→ **Goal**
Among the records that follow, count the lines with the string "preview"; report only that count.

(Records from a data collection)
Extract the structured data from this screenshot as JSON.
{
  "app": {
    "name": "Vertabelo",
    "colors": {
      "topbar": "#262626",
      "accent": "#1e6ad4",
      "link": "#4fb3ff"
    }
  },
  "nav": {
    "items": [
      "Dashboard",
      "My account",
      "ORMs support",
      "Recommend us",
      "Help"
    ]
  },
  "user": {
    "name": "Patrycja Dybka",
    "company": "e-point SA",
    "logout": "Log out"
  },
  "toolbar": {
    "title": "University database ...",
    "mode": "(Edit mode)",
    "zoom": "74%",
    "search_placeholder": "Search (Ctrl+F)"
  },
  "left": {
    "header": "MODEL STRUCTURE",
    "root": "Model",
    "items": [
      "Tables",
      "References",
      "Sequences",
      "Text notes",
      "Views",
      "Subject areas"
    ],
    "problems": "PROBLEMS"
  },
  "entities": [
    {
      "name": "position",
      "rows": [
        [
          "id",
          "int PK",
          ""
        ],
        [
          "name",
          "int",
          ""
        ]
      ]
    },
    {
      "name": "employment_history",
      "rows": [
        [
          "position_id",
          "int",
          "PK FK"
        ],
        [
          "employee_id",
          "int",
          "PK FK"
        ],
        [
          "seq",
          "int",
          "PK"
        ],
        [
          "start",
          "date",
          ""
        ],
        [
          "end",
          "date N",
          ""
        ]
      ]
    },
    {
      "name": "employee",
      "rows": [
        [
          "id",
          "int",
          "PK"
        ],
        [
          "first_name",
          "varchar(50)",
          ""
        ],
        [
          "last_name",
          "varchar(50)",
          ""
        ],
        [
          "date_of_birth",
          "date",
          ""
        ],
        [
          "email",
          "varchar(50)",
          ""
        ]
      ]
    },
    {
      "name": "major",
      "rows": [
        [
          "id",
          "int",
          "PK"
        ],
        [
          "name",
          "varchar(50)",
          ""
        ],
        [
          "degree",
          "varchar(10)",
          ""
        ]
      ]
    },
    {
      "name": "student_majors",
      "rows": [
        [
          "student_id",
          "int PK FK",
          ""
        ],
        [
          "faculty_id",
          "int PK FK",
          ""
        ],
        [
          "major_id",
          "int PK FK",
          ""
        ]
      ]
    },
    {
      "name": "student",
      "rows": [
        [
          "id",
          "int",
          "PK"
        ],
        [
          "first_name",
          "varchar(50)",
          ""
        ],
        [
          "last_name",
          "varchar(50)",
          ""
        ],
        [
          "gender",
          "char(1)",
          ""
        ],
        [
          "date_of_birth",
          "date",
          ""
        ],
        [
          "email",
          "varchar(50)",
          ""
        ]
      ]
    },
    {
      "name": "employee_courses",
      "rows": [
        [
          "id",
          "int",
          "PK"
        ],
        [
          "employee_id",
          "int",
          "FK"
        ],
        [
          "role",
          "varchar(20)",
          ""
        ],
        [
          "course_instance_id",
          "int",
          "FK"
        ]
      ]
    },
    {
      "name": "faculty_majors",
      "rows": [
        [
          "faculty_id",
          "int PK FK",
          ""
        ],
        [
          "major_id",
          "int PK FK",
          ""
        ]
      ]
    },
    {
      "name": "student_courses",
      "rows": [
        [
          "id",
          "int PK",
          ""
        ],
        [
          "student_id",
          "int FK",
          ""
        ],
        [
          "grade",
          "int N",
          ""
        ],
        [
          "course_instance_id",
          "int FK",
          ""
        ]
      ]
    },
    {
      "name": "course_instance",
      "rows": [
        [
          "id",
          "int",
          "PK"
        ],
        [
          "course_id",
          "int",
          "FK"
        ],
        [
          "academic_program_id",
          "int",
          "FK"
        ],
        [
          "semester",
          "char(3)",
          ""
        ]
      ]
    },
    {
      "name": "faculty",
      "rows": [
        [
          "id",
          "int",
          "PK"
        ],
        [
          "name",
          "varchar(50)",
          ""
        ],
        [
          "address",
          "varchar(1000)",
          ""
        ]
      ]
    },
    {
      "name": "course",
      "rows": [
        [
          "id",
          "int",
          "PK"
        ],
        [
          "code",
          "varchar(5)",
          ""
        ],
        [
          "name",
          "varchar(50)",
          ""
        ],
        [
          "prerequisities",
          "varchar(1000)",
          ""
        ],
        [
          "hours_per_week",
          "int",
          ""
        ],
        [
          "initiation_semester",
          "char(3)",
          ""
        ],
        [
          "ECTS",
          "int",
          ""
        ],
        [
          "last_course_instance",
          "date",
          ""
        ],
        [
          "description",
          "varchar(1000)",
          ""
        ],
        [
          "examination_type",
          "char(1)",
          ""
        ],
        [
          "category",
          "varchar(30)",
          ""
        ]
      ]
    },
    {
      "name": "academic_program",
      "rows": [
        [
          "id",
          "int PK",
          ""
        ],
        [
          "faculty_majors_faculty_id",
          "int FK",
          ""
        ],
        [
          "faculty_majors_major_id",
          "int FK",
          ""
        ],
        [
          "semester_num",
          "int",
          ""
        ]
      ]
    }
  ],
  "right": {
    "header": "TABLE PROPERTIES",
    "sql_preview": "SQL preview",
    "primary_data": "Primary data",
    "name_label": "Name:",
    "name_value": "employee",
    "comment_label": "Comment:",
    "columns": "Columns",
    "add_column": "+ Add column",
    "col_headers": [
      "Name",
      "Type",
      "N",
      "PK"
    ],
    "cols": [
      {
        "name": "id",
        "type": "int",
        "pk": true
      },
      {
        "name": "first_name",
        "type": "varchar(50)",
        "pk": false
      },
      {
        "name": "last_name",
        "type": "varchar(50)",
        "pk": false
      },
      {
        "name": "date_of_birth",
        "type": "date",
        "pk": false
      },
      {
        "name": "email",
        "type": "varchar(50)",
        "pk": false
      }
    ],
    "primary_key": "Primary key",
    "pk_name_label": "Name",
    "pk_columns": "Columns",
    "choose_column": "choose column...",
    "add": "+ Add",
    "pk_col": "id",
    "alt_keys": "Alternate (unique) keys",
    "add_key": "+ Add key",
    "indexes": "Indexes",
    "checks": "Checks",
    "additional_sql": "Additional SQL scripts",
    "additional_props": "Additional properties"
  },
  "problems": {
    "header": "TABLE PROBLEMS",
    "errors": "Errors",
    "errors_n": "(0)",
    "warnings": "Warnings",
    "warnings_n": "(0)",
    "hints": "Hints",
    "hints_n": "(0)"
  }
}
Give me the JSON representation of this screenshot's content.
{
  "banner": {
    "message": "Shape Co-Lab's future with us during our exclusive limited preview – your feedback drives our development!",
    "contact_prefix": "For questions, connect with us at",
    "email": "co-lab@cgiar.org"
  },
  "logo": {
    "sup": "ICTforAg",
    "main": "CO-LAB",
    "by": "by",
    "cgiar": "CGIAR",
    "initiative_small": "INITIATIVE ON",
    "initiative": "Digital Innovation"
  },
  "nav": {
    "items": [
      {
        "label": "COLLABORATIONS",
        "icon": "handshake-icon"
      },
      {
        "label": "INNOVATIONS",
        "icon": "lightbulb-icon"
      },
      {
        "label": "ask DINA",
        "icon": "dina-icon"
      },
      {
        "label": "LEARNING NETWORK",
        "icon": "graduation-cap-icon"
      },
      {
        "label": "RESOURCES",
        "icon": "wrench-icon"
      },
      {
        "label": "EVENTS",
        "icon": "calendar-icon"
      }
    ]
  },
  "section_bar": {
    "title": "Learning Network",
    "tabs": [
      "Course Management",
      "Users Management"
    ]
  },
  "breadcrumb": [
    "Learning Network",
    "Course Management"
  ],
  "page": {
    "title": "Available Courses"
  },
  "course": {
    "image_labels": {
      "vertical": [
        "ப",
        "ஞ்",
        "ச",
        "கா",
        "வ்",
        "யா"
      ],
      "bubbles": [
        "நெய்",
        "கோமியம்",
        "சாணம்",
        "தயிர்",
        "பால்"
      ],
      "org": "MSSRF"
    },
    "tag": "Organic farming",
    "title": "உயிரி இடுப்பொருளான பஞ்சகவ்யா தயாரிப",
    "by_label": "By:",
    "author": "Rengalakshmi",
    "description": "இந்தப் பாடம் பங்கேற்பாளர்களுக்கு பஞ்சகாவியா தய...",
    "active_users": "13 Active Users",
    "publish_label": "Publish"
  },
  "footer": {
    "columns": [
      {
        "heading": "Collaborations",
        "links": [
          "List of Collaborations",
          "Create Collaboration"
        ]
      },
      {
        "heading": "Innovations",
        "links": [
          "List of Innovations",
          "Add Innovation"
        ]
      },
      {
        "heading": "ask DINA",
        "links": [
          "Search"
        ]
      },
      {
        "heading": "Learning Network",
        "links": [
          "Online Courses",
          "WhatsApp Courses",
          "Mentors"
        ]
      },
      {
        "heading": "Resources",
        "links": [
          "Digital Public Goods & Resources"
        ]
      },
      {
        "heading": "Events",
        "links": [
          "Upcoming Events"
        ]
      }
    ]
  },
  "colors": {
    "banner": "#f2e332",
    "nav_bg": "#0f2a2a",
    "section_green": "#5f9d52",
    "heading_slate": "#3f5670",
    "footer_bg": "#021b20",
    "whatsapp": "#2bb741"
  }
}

→ **The result**
2